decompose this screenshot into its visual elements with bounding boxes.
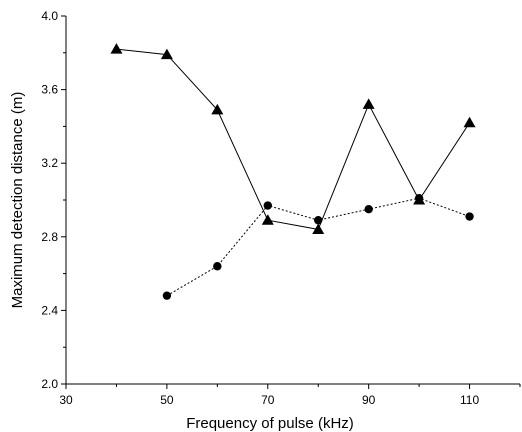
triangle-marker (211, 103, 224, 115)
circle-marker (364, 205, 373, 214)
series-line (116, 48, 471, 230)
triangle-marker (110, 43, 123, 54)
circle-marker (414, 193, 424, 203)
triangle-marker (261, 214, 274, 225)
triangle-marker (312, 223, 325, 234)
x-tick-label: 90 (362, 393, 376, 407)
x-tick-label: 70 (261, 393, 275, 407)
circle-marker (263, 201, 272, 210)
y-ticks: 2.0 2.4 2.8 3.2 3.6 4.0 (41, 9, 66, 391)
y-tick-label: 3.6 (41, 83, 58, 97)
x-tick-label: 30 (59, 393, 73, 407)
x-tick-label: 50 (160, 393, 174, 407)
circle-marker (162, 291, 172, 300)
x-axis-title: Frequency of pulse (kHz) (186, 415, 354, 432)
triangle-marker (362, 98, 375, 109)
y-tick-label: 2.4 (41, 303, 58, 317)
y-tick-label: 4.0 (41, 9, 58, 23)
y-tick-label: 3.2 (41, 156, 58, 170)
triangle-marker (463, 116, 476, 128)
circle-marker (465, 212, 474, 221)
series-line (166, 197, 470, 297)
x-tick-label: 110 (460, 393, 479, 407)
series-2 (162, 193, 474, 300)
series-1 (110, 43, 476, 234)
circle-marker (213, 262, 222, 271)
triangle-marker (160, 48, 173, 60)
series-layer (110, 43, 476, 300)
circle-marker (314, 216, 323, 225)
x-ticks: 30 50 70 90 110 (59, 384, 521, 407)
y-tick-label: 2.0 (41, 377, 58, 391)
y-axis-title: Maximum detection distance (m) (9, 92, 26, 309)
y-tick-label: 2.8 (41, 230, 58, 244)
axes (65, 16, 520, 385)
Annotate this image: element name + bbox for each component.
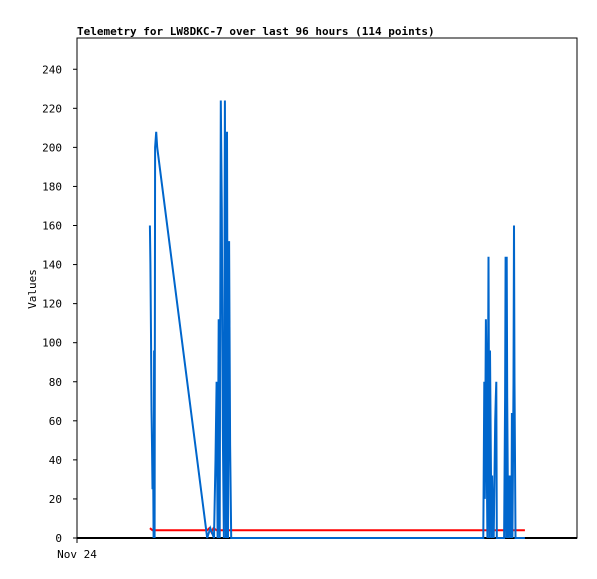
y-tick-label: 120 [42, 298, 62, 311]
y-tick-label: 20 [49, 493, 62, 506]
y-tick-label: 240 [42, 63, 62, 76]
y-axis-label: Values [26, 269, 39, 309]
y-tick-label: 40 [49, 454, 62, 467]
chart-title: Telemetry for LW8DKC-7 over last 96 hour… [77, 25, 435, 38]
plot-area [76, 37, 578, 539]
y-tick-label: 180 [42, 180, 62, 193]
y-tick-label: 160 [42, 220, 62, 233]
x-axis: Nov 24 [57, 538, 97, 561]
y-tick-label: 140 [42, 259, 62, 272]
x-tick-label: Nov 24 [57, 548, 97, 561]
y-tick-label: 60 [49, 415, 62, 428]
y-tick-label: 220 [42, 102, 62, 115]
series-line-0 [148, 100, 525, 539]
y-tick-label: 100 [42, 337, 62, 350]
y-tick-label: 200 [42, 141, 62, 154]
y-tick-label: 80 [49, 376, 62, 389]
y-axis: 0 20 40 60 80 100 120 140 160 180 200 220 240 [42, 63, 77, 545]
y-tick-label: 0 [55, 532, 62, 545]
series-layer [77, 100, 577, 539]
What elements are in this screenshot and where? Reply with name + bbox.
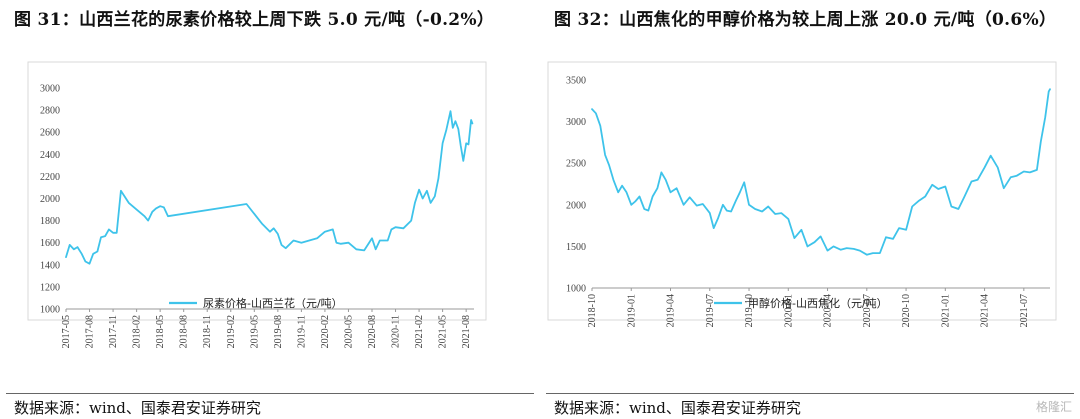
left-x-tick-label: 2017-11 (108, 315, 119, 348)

Task statement. Print all the records above exactly as they appear, leaving out the pictures.

Completed exercise.
decompose this screenshot into its visual elements with bounding boxes.
triangle-marker (211, 103, 224, 115)
circle-marker (364, 205, 373, 214)
series-line (116, 48, 471, 230)
triangle-marker (110, 43, 123, 54)
circle-marker (414, 193, 424, 203)
triangle-marker (261, 214, 274, 225)
triangle-marker (312, 223, 325, 234)
x-tick-label: 90 (362, 393, 376, 407)
x-tick-label: 70 (261, 393, 275, 407)
circle-marker (263, 201, 272, 210)
y-ticks: 2.0 2.4 2.8 3.2 3.6 4.0 (41, 9, 66, 391)
y-tick-label: 3.6 (41, 83, 58, 97)
x-tick-label: 30 (59, 393, 73, 407)
x-tick-label: 50 (160, 393, 174, 407)
circle-marker (162, 291, 172, 300)
x-axis-title: Frequency of pulse (kHz) (186, 415, 354, 432)
triangle-marker (362, 98, 375, 109)
y-tick-label: 2.4 (41, 303, 58, 317)
y-tick-label: 4.0 (41, 9, 58, 23)
y-tick-label: 3.2 (41, 156, 58, 170)
triangle-marker (463, 116, 476, 128)
circle-marker (465, 212, 474, 221)
series-line (166, 197, 470, 297)
x-tick-label: 110 (460, 393, 479, 407)
series-2 (162, 193, 474, 300)
series-1 (110, 43, 476, 234)
circle-marker (213, 262, 222, 271)
triangle-marker (160, 48, 173, 60)
series-layer (110, 43, 476, 300)
circle-marker (314, 216, 323, 225)
x-ticks: 30 50 70 90 110 (59, 384, 521, 407)
y-tick-label: 2.0 (41, 377, 58, 391)
y-axis-title: Maximum detection distance (m) (9, 92, 26, 309)
y-tick-label: 2.8 (41, 230, 58, 244)
axes (65, 16, 520, 385)
Annotate this image: element name + bbox for each component.
y-tick-label: 120 [42, 298, 62, 311]
y-tick-label: 20 [49, 493, 62, 506]
y-tick-label: 240 [42, 63, 62, 76]
y-axis-label: Values [26, 269, 39, 309]
y-tick-label: 40 [49, 454, 62, 467]
chart-title: Telemetry for LW8DKC-7 over last 96 hour… [77, 25, 435, 38]
plot-area [76, 37, 578, 539]
y-tick-label: 180 [42, 180, 62, 193]
y-tick-label: 160 [42, 220, 62, 233]
x-axis: Nov 24 [57, 538, 97, 561]
y-tick-label: 140 [42, 259, 62, 272]
x-tick-label: Nov 24 [57, 548, 97, 561]
y-tick-label: 60 [49, 415, 62, 428]
y-tick-label: 220 [42, 102, 62, 115]
series-line-0 [148, 100, 525, 539]
y-tick-label: 100 [42, 337, 62, 350]
y-tick-label: 200 [42, 141, 62, 154]
y-tick-label: 80 [49, 376, 62, 389]
y-axis: 0 20 40 60 80 100 120 140 160 180 200 220 240 [42, 63, 77, 545]
y-tick-label: 0 [55, 532, 62, 545]
series-layer [77, 100, 577, 539]
What elements are in this screenshot and where? Reply with name + bbox.
left-x-tick-label: 2017-11 (108, 315, 119, 348)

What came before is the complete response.